** START Text **

CARM (Computer Assisted Reduction Method)

Introducing CARM

CARM is a software package that automatically creates reduced chemical kinetic mechanisms starting with a detailed mechanism and a set of input problems representing the conditions under which the mechanism is to be used. CARM requires little human or CPU time to significantly reduce the number of species that must be accounted for in a reacting flow simulation.

The output of CARM is a FORTRAN subroutine that gives the chemical source terms for each species in the reduced mechanism as a function of the temperature, pressure and species mass fractions. This subroutine can be used in a CFD code, or in simpler applications such as those associated with the Chemkin® package (PSR, SENKIN, Oppdiff, etc.).

Required Inputs

CARM reads PSR solutions representing target conditions generated using the detailed mechanism that is to be reduced. These require a detailed mechanism and thermal file in Chemkin® format.

** END Text **

Directions →
- A) Summarize the CARM text in two sentences.
- B) Resume the CARM text after its final sentence.
The lines after the CARM text play no part in this.

** START Recorded data **

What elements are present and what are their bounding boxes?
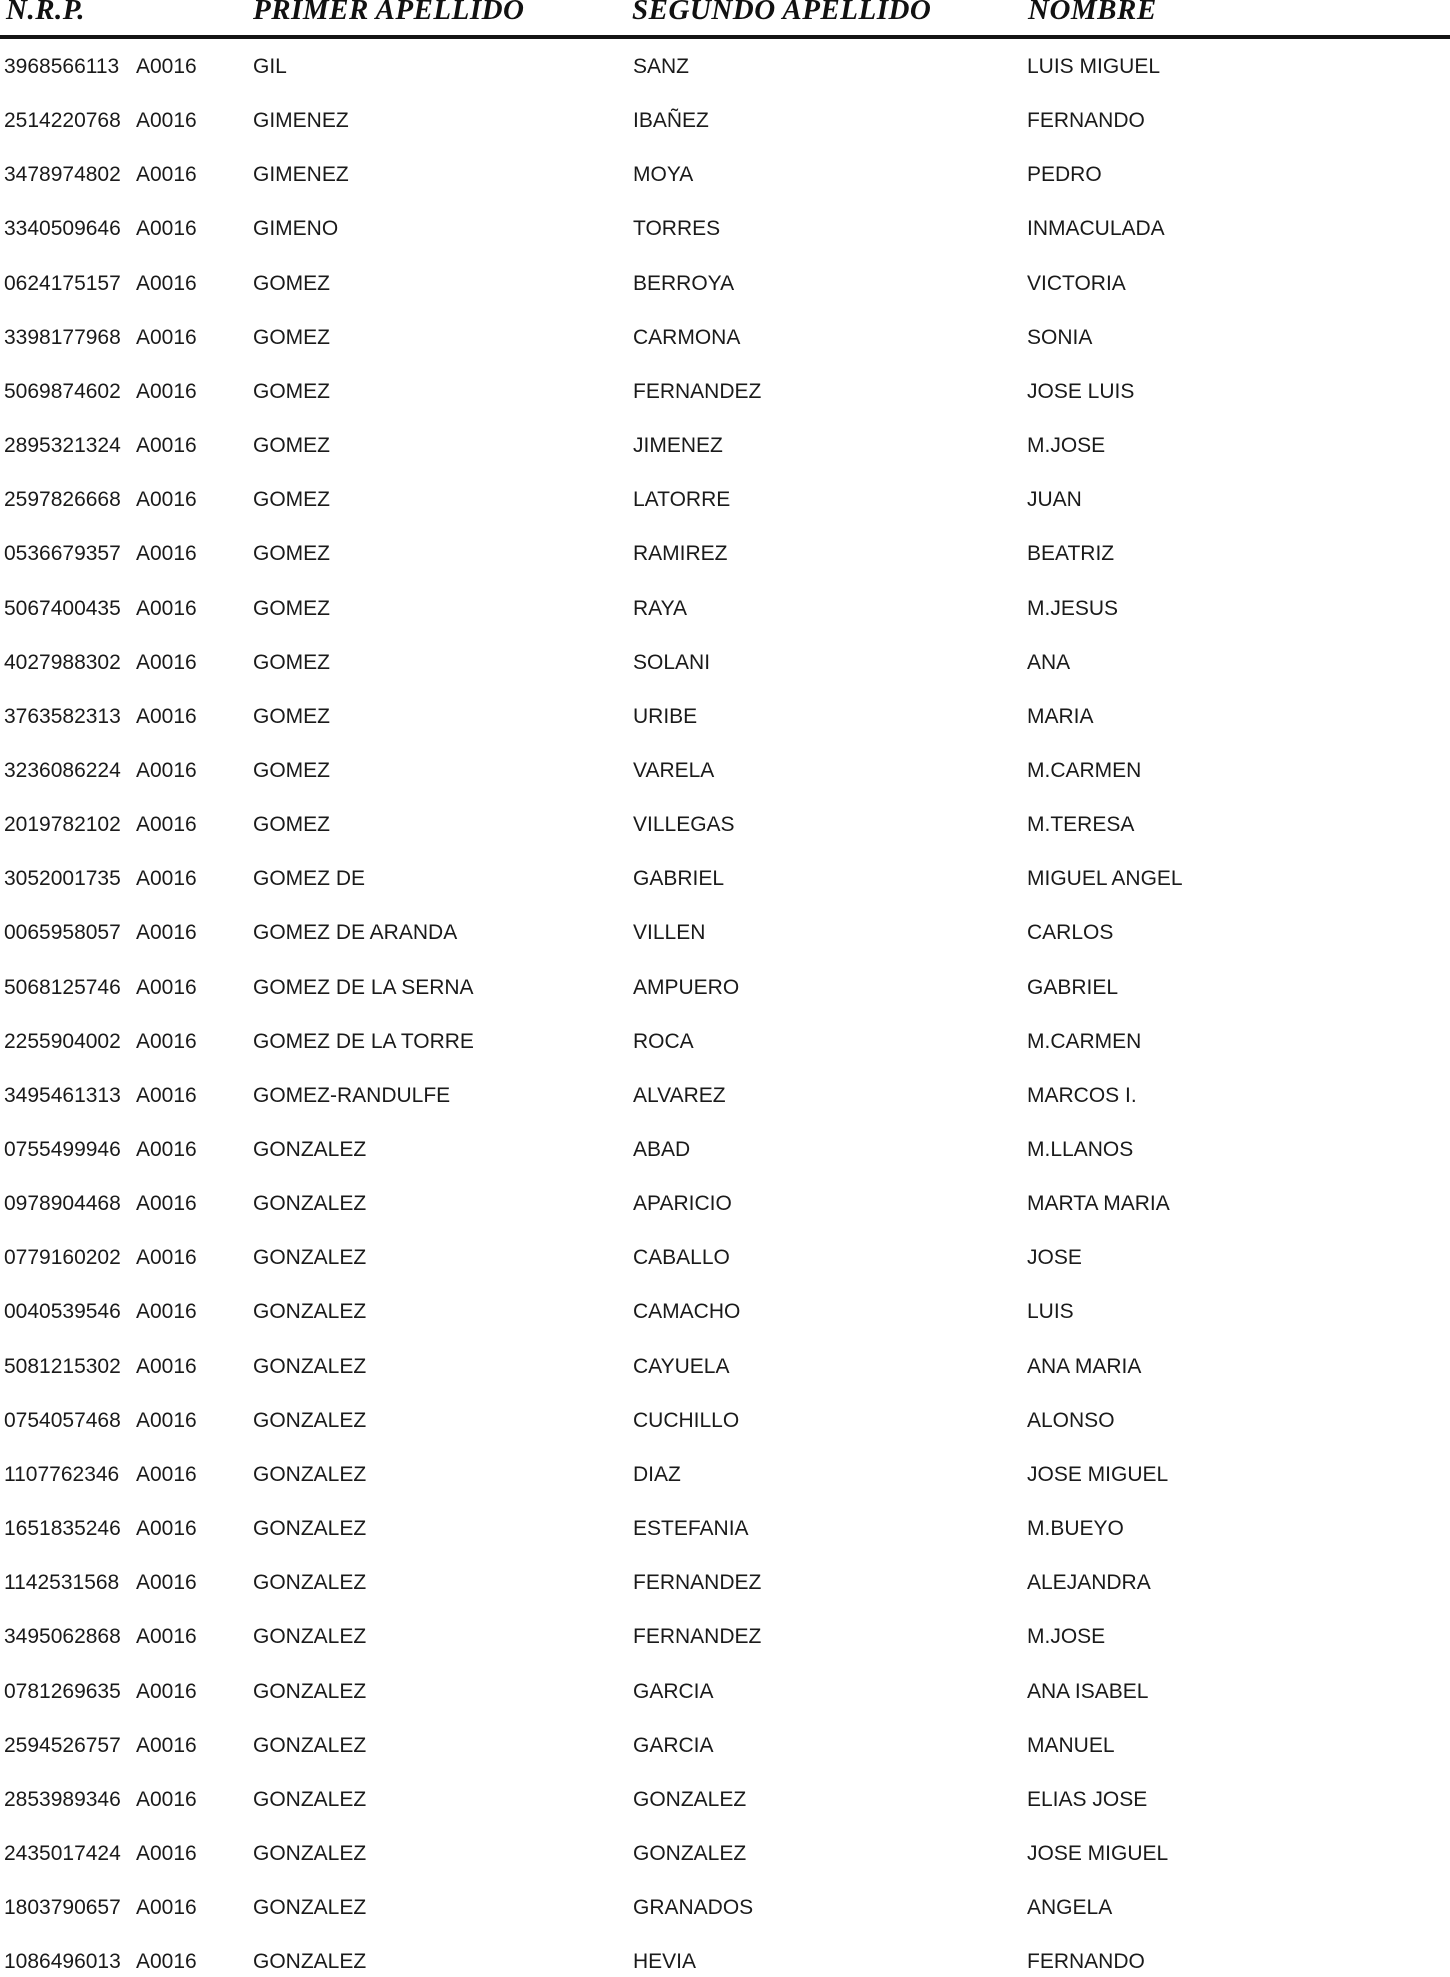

** END Recorded data **

Answer list →
- A) CARM is a software package that automatically builds reduced chemical kinetic mechanisms from a detailed mechanism and a set of input problems representing the conditions of use, significantly cutting the number of species a reacting flow simulation must account for with little human or CPU time. It reads PSR solutions generated with the detailed mechanism, which require a detailed mechanism and thermal file in Chemkin® format, and outputs a FORTRAN subroutine giving each species' chemical source terms for use in a CFD code or in simpler Chemkin® applications.

- B)
Reduction Technique

CARM uses the input test problems to rank species by the error introduced by assuming they are in steady state. The user then chooses which species to retain in the reduced mechanism. The output subroutine contains code that solves for the steady- state species in terms of those treated kinetically.

Required Hardware

CARM can be used on a wide range of computer platforms to reduce mechanisms containing hundreds of species and thousands of reactions in only seconds of cpu time.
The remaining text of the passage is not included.